--- BEGIN Rows ---
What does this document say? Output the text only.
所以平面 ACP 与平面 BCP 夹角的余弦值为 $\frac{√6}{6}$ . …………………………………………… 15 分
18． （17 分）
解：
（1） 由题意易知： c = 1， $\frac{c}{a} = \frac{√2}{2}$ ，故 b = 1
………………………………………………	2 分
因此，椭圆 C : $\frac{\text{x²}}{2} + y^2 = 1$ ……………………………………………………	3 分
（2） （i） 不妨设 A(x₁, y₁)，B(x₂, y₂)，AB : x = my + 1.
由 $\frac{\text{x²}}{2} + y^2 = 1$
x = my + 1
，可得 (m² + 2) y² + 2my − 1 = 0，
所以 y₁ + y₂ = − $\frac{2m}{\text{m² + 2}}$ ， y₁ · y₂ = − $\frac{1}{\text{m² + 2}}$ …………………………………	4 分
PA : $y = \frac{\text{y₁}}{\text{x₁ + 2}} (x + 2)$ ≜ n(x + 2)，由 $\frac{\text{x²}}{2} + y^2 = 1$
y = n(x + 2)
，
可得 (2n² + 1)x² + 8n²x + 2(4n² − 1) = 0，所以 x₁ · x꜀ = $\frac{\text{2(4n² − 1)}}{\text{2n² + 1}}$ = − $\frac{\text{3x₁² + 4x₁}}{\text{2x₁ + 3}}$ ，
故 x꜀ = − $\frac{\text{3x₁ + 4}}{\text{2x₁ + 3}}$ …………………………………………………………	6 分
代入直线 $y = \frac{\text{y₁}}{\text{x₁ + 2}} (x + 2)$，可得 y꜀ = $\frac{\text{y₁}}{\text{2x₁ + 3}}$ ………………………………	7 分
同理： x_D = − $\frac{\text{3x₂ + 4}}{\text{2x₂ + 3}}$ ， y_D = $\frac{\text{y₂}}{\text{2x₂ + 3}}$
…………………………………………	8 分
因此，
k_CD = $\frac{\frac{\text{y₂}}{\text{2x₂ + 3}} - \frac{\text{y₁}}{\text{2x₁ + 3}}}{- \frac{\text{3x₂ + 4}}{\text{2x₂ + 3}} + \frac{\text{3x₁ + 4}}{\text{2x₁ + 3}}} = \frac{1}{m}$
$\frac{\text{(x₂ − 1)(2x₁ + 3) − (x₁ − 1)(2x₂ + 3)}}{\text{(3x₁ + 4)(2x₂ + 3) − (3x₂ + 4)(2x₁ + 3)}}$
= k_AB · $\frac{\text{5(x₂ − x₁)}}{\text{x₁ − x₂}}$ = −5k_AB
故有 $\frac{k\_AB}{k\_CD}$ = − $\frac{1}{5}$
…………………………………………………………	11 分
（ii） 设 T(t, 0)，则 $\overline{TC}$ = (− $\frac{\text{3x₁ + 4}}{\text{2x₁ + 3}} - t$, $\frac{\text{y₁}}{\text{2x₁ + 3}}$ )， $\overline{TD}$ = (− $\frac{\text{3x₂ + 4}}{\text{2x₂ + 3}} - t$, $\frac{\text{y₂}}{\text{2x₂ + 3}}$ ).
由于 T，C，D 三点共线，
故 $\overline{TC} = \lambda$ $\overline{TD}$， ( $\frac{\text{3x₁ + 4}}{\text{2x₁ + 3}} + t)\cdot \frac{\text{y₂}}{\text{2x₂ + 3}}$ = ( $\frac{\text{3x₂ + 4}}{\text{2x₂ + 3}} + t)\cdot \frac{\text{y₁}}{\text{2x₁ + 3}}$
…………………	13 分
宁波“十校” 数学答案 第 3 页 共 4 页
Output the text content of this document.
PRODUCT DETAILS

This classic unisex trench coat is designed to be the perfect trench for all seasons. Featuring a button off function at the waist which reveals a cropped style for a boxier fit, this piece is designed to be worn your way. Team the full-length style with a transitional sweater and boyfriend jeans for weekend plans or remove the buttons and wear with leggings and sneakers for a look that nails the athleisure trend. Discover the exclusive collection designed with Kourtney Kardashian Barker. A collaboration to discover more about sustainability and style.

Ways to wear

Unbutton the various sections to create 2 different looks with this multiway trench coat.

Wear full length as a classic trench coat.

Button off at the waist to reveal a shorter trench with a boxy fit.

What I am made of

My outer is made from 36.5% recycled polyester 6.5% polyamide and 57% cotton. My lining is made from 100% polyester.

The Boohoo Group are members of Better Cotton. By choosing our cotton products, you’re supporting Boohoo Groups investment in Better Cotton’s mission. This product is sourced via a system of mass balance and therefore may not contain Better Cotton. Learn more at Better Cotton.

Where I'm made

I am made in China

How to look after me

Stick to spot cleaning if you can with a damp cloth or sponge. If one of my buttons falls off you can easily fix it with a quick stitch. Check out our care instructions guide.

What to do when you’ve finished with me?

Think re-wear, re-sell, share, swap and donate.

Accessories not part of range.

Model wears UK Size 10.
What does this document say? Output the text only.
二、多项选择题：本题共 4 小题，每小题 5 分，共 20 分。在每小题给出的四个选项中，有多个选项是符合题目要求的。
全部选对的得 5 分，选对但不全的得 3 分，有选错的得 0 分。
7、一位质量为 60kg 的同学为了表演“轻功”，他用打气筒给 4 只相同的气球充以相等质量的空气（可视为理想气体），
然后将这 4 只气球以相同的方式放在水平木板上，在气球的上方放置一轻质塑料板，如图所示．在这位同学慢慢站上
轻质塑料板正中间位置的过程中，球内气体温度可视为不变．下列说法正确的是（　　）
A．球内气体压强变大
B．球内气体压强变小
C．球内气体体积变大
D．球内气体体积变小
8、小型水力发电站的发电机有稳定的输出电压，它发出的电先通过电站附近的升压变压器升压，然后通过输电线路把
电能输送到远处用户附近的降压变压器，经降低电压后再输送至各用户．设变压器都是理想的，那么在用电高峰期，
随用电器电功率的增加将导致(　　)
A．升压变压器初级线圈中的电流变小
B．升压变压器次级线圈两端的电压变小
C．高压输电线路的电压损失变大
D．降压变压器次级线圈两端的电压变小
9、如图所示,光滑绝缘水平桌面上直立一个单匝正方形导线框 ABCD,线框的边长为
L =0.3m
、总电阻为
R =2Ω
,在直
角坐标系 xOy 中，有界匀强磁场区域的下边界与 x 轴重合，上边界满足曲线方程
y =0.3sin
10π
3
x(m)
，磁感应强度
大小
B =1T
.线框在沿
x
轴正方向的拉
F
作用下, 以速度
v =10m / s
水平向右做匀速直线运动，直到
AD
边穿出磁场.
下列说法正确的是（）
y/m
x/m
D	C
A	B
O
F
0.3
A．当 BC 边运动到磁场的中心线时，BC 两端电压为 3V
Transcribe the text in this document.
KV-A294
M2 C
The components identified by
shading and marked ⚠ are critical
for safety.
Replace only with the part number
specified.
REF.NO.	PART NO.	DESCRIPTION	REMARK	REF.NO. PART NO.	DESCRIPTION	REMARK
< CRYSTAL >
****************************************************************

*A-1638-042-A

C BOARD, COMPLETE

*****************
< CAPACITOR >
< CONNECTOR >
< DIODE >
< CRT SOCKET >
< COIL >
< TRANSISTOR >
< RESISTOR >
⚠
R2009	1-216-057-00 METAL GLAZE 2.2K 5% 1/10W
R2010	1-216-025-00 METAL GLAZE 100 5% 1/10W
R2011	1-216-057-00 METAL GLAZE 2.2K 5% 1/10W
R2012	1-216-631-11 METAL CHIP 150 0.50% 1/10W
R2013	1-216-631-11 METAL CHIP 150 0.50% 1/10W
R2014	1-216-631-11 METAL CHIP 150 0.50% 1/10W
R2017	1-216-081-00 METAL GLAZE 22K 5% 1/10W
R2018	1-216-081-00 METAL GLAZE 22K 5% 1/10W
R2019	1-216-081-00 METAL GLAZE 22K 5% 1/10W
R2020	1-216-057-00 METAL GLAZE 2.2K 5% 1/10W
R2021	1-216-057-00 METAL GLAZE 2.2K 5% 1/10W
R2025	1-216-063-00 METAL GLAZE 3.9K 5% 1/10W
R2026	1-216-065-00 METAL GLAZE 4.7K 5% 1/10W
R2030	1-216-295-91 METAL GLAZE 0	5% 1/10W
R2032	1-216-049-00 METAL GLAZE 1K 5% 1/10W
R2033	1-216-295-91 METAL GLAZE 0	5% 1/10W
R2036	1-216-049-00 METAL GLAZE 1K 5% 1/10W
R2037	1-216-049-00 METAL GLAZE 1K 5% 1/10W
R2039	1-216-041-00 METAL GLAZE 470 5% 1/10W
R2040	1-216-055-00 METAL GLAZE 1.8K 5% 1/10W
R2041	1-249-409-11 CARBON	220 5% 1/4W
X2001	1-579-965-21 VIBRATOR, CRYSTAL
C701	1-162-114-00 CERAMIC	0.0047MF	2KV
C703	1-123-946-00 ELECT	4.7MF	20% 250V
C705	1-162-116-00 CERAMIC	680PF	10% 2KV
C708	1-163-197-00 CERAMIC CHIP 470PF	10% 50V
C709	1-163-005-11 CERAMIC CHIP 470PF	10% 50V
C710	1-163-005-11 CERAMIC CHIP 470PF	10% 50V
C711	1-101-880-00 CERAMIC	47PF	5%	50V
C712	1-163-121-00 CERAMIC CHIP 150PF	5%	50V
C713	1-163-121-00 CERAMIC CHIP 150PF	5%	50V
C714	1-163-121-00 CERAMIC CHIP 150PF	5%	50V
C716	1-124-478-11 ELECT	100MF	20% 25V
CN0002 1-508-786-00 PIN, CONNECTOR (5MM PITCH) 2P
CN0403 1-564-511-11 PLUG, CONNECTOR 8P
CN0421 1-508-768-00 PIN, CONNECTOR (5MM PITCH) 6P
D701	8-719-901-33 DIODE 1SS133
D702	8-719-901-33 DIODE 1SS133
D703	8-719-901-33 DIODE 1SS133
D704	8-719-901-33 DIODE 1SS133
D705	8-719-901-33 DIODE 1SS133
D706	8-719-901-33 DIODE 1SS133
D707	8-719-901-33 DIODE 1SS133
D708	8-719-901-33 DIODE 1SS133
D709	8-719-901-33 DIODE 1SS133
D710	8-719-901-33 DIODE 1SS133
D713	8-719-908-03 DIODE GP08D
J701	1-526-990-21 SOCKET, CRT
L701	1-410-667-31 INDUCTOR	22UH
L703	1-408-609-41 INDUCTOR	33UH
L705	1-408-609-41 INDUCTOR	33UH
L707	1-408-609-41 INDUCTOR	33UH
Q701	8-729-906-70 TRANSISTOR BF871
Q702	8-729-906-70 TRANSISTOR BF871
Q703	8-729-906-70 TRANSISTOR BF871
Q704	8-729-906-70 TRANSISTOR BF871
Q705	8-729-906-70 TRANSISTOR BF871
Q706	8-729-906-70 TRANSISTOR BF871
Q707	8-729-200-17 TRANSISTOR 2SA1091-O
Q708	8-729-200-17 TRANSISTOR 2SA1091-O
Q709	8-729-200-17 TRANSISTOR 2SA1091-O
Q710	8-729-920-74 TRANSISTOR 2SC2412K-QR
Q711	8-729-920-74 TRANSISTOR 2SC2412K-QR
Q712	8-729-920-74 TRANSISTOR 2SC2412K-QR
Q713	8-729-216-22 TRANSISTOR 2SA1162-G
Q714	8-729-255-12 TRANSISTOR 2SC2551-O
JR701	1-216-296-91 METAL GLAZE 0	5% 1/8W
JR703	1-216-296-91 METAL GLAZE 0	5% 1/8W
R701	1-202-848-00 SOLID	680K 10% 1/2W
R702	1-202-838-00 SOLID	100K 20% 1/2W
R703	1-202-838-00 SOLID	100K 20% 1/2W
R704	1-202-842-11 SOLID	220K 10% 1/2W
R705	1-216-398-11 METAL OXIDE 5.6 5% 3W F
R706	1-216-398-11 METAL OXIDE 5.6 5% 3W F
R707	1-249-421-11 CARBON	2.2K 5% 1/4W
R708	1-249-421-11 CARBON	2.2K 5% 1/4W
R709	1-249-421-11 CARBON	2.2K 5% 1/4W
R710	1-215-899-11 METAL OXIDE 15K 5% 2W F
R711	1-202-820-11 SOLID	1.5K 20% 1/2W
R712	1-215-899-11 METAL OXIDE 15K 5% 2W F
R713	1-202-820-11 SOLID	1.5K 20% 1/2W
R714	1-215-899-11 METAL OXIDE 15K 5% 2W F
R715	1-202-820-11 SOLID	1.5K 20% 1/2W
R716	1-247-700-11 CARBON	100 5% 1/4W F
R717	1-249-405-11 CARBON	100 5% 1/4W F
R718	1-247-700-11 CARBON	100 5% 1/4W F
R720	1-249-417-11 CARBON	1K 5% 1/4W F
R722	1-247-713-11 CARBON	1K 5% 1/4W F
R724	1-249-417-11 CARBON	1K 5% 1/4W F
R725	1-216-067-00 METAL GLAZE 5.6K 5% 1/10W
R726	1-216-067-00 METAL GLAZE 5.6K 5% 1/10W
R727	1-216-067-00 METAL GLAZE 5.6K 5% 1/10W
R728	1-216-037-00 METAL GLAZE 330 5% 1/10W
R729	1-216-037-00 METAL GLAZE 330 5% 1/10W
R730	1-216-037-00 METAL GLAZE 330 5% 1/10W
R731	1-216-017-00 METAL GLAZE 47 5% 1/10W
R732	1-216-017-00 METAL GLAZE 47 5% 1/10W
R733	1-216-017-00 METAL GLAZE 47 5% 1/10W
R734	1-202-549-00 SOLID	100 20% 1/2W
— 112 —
--- END Rows ---
- [Written exercise]:
In the lines above, find each one with "SOLID" and list it.

- [Solution to this task]:
R701	1-202-848-00 SOLID	680K 10% 1/2W
R702	1-202-838-00 SOLID	100K 20% 1/2W
R703	1-202-838-00 SOLID	100K 20% 1/2W
R704	1-202-842-11 SOLID	220K 10% 1/2W
R711	1-202-820-11 SOLID	1.5K 20% 1/2W
R713	1-202-820-11 SOLID	1.5K 20% 1/2W
R715	1-202-820-11 SOLID	1.5K 20% 1/2W
R734	1-202-549-00 SOLID	100 20% 1/2W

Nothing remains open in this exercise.